Dataset entries:
## begin
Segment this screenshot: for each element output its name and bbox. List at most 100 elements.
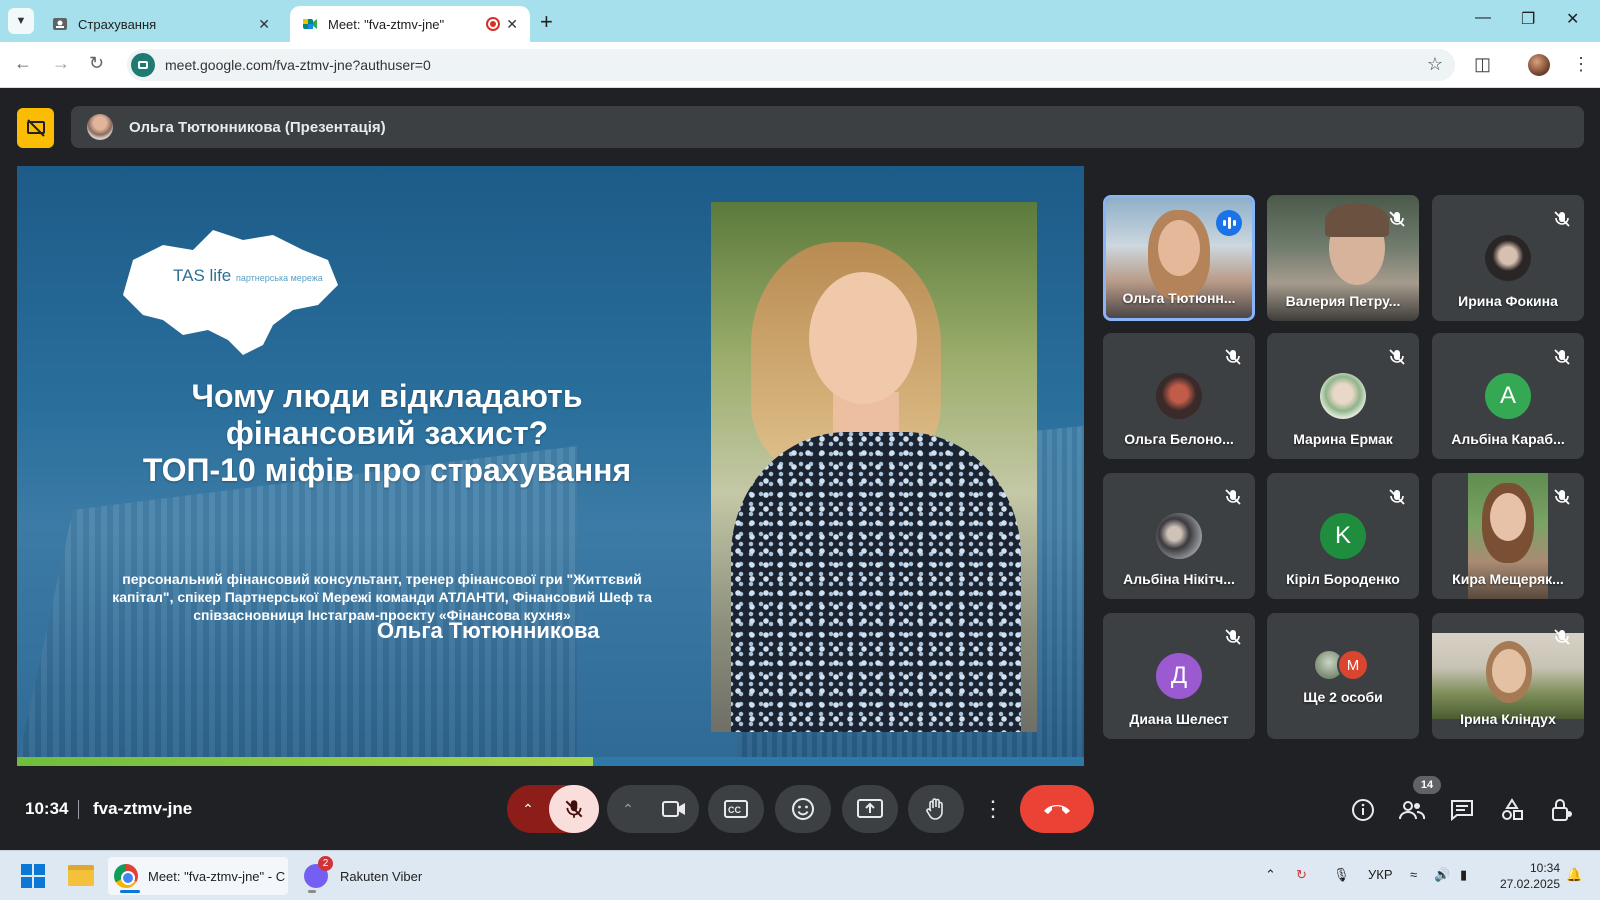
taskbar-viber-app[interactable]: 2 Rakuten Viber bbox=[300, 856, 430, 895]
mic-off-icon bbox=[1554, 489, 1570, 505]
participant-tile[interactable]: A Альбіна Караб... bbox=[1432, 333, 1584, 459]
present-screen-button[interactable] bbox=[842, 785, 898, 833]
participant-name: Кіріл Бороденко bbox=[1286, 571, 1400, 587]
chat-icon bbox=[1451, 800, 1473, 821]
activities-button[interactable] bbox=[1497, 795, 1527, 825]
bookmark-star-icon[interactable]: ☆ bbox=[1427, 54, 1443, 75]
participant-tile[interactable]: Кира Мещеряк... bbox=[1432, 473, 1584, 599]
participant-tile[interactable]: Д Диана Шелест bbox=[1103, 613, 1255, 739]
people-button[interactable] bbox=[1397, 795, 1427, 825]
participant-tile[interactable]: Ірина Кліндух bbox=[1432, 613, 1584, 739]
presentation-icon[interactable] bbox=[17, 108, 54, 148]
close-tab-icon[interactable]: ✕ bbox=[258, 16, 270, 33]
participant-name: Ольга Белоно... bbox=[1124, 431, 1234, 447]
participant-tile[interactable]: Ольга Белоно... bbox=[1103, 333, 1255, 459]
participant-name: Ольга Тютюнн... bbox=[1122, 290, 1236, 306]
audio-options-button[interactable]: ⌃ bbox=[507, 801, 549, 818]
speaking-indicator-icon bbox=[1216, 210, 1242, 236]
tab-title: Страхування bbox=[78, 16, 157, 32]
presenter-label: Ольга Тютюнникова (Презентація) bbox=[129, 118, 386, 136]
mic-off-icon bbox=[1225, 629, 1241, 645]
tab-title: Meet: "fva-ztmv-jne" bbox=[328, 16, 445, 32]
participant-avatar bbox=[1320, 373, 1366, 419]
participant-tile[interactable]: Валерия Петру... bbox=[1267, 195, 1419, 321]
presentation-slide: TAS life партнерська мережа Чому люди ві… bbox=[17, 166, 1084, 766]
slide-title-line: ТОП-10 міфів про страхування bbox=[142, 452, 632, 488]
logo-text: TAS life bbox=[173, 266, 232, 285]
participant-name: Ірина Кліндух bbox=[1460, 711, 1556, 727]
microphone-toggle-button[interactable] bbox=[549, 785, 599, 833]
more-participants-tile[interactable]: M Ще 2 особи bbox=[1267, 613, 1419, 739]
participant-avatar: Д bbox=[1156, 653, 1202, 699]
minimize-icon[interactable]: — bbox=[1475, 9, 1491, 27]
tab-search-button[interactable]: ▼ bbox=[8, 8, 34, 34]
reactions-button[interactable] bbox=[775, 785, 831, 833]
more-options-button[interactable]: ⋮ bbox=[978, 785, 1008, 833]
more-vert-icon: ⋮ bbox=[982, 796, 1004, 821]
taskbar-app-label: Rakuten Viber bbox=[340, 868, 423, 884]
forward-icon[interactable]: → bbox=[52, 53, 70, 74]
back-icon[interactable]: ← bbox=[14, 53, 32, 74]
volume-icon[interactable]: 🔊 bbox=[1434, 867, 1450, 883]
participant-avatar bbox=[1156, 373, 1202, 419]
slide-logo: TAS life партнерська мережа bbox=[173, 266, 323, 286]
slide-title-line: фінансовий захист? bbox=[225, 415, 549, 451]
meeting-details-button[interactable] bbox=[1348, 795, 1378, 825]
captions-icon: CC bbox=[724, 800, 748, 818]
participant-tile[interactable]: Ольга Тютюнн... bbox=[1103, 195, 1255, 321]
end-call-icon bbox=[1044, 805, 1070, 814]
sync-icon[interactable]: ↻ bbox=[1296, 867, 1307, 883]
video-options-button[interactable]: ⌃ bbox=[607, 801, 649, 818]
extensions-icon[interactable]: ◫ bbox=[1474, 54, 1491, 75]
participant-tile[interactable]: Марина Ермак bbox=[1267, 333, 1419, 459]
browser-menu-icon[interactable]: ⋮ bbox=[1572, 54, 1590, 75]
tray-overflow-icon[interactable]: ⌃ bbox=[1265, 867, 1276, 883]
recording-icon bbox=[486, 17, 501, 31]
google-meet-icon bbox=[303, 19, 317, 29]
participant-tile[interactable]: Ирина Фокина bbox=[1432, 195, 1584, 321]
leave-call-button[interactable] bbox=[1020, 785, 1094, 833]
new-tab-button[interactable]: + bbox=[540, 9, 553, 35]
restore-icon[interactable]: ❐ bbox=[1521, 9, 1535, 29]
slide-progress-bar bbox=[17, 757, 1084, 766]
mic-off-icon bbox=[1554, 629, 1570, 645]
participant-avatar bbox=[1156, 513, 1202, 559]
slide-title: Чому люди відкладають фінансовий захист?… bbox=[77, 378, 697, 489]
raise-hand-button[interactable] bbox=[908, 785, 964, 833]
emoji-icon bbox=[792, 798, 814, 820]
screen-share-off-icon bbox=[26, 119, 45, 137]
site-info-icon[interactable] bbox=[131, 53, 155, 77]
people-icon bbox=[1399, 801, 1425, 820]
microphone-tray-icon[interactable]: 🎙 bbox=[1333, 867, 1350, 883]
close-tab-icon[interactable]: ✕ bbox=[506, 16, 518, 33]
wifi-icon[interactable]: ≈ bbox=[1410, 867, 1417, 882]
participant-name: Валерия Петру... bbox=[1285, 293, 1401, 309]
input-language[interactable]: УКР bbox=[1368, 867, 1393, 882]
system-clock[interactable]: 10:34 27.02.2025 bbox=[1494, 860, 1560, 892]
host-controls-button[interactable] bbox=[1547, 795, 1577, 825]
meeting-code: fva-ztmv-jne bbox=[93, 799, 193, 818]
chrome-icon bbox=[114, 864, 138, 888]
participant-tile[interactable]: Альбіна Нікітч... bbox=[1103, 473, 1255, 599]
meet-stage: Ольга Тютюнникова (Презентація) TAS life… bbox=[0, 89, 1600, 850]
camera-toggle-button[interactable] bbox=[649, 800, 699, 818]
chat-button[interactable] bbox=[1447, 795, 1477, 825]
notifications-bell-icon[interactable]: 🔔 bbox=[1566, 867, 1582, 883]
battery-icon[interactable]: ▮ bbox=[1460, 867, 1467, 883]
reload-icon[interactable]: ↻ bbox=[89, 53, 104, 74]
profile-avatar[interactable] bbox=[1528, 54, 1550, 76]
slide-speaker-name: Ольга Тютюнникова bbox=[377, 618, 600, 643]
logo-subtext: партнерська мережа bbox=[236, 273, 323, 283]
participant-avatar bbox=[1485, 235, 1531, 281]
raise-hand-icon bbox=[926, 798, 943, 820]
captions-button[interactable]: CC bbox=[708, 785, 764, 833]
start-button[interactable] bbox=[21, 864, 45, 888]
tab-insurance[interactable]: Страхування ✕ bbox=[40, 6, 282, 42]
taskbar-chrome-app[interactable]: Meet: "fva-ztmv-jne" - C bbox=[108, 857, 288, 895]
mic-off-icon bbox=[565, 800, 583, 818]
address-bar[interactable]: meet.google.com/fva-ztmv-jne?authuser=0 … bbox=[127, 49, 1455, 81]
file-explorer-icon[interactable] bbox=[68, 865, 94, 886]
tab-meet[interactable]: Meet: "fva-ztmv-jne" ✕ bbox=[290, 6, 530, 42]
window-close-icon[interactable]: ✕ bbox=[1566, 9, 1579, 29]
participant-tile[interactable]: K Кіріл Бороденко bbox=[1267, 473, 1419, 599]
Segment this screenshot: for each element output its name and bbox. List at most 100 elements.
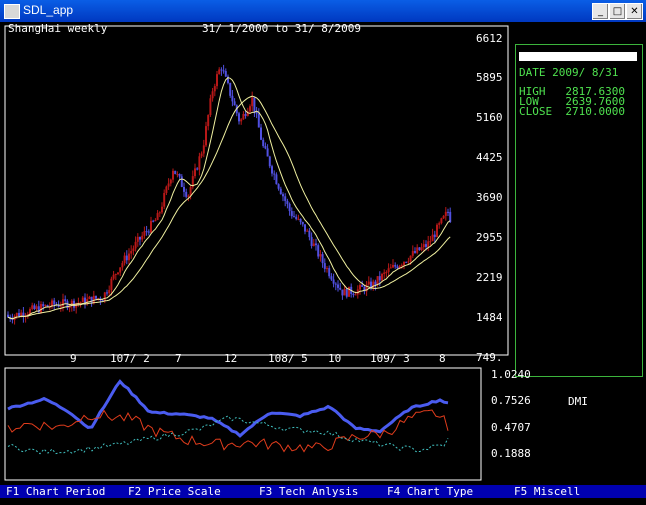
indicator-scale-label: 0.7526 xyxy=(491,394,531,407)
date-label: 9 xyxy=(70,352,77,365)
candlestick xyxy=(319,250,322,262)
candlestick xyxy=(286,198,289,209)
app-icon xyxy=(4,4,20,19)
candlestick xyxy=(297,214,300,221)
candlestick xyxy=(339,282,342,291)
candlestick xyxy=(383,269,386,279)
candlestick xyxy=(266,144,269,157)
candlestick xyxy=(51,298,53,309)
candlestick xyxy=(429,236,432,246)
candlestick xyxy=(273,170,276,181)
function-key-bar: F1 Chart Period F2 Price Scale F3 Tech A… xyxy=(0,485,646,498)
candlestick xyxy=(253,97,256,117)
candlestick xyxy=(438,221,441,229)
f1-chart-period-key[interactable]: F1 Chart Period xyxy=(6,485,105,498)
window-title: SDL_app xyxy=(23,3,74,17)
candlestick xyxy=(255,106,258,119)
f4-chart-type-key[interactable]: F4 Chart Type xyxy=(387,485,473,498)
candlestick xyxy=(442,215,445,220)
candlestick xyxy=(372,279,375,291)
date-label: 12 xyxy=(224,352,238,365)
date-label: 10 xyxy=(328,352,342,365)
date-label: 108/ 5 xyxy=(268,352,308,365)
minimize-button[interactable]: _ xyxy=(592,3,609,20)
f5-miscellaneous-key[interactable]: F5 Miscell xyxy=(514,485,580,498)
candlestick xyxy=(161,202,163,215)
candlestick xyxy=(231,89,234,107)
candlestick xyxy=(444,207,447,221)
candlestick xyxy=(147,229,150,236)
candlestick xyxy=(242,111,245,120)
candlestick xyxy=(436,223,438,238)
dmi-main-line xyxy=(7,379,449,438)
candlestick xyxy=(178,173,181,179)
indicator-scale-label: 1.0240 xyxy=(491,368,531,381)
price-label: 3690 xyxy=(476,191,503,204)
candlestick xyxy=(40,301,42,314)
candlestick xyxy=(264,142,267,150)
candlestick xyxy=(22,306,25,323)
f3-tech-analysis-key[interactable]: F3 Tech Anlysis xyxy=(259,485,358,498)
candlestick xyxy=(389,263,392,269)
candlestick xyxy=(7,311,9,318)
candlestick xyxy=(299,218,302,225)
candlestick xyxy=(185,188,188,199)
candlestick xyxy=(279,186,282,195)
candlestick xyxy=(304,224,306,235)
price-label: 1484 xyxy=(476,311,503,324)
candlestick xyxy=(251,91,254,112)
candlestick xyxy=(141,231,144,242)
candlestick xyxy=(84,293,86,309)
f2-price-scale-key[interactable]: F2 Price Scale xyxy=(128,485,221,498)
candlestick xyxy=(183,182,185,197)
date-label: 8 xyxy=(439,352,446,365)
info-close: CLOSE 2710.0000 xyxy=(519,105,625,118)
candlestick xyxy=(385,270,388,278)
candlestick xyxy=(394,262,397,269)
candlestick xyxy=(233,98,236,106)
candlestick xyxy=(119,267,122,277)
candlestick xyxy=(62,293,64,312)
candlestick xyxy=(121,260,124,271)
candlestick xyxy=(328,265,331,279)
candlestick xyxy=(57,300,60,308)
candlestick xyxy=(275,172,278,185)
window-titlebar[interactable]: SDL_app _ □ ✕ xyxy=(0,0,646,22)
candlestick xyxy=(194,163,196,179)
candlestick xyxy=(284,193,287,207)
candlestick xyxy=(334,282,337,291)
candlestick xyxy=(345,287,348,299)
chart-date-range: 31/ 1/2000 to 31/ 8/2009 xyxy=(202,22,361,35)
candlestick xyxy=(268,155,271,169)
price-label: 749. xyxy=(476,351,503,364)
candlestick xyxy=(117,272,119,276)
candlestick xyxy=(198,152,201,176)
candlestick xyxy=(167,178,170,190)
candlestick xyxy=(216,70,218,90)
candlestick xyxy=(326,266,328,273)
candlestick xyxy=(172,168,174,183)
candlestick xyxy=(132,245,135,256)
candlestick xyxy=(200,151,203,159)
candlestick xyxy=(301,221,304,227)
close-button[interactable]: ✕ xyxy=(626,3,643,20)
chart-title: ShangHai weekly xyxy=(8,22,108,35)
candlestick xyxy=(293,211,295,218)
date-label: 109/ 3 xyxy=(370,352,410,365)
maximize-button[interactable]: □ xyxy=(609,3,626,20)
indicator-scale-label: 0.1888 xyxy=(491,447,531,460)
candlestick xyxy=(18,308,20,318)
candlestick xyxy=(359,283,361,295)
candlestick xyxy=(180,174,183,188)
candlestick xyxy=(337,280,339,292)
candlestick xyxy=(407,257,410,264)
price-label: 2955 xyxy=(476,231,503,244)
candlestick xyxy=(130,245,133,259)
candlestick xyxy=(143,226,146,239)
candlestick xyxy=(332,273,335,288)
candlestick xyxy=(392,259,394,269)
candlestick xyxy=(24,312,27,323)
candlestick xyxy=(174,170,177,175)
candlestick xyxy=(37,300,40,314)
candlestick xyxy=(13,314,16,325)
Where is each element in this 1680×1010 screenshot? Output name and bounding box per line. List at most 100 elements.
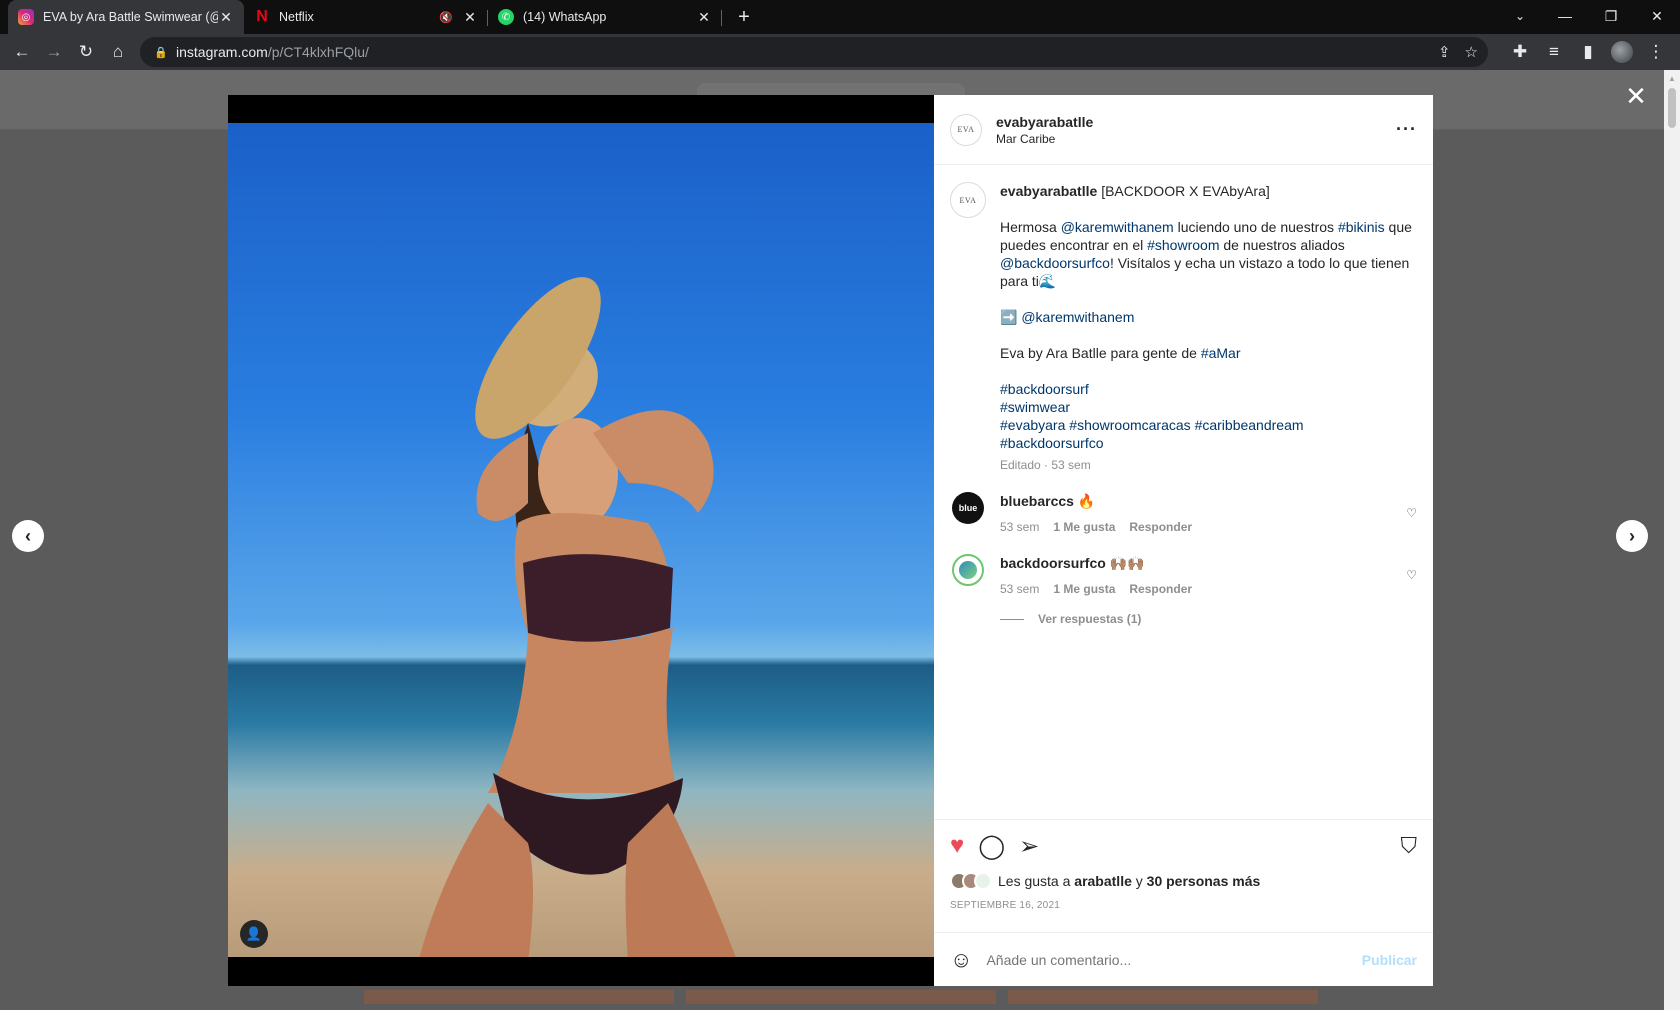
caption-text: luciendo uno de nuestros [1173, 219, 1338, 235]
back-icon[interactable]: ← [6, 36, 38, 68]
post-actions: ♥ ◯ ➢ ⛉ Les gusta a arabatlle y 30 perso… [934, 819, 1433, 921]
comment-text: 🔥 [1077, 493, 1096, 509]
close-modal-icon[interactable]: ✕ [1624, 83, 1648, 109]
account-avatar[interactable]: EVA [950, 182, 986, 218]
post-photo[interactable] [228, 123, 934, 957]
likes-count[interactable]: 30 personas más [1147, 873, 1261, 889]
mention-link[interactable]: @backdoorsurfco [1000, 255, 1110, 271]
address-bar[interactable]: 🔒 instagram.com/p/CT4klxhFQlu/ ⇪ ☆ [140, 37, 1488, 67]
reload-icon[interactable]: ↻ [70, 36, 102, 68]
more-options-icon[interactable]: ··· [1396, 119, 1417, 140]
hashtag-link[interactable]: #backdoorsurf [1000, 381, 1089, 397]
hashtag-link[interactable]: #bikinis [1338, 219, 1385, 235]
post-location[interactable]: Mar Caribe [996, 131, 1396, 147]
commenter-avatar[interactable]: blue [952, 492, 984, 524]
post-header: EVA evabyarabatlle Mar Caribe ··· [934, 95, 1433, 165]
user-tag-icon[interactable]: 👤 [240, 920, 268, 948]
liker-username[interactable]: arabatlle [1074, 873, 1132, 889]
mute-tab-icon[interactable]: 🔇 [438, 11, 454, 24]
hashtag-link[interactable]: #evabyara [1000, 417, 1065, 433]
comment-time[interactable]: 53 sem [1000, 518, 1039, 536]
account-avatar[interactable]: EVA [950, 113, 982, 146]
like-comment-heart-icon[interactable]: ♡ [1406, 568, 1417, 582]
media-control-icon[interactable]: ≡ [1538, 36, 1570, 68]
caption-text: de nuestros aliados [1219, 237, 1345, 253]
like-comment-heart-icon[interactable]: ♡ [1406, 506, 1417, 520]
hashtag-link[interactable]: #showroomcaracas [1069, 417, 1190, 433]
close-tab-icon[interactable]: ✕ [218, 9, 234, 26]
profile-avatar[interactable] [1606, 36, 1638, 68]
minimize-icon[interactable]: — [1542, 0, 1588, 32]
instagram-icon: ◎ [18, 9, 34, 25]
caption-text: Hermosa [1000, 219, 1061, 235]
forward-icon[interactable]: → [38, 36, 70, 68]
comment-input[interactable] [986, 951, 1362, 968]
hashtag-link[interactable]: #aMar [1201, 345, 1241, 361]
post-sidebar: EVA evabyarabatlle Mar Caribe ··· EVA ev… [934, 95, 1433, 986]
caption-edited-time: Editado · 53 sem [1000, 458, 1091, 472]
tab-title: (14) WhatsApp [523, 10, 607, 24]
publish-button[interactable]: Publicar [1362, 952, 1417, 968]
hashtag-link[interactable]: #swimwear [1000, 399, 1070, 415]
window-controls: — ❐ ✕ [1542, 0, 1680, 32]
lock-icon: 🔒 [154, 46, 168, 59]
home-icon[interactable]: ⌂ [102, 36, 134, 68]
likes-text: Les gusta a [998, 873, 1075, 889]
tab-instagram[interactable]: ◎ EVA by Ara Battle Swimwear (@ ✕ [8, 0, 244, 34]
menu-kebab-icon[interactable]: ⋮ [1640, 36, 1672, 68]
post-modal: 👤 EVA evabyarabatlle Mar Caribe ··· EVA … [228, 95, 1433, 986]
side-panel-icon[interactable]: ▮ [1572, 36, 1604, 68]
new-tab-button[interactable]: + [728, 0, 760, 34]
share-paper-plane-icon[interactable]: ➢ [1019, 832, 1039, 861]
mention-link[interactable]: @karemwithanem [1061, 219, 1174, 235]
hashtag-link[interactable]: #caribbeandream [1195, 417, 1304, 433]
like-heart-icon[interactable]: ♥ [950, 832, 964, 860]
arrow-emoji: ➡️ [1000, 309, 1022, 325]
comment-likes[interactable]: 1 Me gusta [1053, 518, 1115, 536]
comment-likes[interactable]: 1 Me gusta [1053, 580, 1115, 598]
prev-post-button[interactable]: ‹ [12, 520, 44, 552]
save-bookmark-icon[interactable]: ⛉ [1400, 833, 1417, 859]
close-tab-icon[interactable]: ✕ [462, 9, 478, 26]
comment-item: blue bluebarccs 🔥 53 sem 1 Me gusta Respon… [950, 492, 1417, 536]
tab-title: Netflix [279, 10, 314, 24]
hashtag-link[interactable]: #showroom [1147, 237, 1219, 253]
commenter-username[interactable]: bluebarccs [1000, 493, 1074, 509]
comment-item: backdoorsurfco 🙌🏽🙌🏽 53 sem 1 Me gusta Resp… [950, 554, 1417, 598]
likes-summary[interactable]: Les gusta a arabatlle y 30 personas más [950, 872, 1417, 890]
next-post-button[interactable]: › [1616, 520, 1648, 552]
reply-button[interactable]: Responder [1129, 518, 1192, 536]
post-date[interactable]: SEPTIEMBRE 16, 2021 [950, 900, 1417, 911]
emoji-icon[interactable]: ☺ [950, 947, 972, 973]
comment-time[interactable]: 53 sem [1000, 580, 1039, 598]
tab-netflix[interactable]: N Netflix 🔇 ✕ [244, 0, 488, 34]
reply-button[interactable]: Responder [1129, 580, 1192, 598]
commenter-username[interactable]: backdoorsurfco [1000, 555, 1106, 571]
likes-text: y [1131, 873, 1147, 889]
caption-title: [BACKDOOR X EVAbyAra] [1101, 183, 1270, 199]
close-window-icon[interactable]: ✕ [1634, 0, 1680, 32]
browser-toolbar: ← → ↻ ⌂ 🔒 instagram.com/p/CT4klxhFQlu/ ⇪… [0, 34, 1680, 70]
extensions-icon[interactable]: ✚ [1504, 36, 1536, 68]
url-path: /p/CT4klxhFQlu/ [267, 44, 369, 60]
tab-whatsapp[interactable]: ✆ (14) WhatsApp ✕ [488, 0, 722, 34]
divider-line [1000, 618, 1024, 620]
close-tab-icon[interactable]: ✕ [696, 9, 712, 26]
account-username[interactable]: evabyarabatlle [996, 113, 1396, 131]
## end
Set exercise:
Copy the entries verbatim, from the line with "caption-text: luciendo uno" to the line with "417, 1190, 433]".

Final answer:
caption-text: luciendo uno de nuestros [1173, 219, 1338, 235]
back-icon[interactable]: ← [6, 36, 38, 68]
post-actions: ♥ ◯ ➢ ⛉ Les gusta a arabatlle y 30 perso… [934, 819, 1433, 921]
comment-text: 🔥 [1077, 493, 1096, 509]
close-modal-icon[interactable]: ✕ [1624, 83, 1648, 109]
account-avatar[interactable]: EVA [950, 182, 986, 218]
post-photo[interactable] [228, 123, 934, 957]
likes-count[interactable]: 30 personas más [1147, 873, 1261, 889]
mention-link[interactable]: @backdoorsurfco [1000, 255, 1110, 271]
address-bar[interactable]: 🔒 instagram.com/p/CT4klxhFQlu/ ⇪ ☆ [140, 37, 1488, 67]
reload-icon[interactable]: ↻ [70, 36, 102, 68]
more-options-icon[interactable]: ··· [1396, 119, 1417, 140]
hashtag-link[interactable]: #backdoorsurf [1000, 381, 1089, 397]
hashtag-link[interactable]: #bikinis [1338, 219, 1385, 235]
post-location[interactable]: Mar Caribe [996, 131, 1396, 147]
commenter-avatar[interactable]: blue [952, 492, 984, 524]
post-header: EVA evabyarabatlle Mar Caribe ··· [934, 95, 1433, 165]
user-tag-icon[interactable]: 👤 [240, 920, 268, 948]
liker-username[interactable]: arabatlle [1074, 873, 1132, 889]
mute-tab-icon[interactable]: 🔇 [438, 11, 454, 24]
hashtag-link[interactable]: #evabyara [1000, 417, 1065, 433]
comment-time[interactable]: 53 sem [1000, 518, 1039, 536]
account-avatar[interactable]: EVA [950, 113, 982, 146]
like-comment-heart-icon[interactable]: ♡ [1406, 568, 1417, 582]
media-control-icon[interactable]: ≡ [1538, 36, 1570, 68]
caption-text: de nuestros aliados [1219, 237, 1345, 253]
like-comment-heart-icon[interactable]: ♡ [1406, 506, 1417, 520]
hashtag-link[interactable]: #showroomcaracas [1069, 417, 1190, 433]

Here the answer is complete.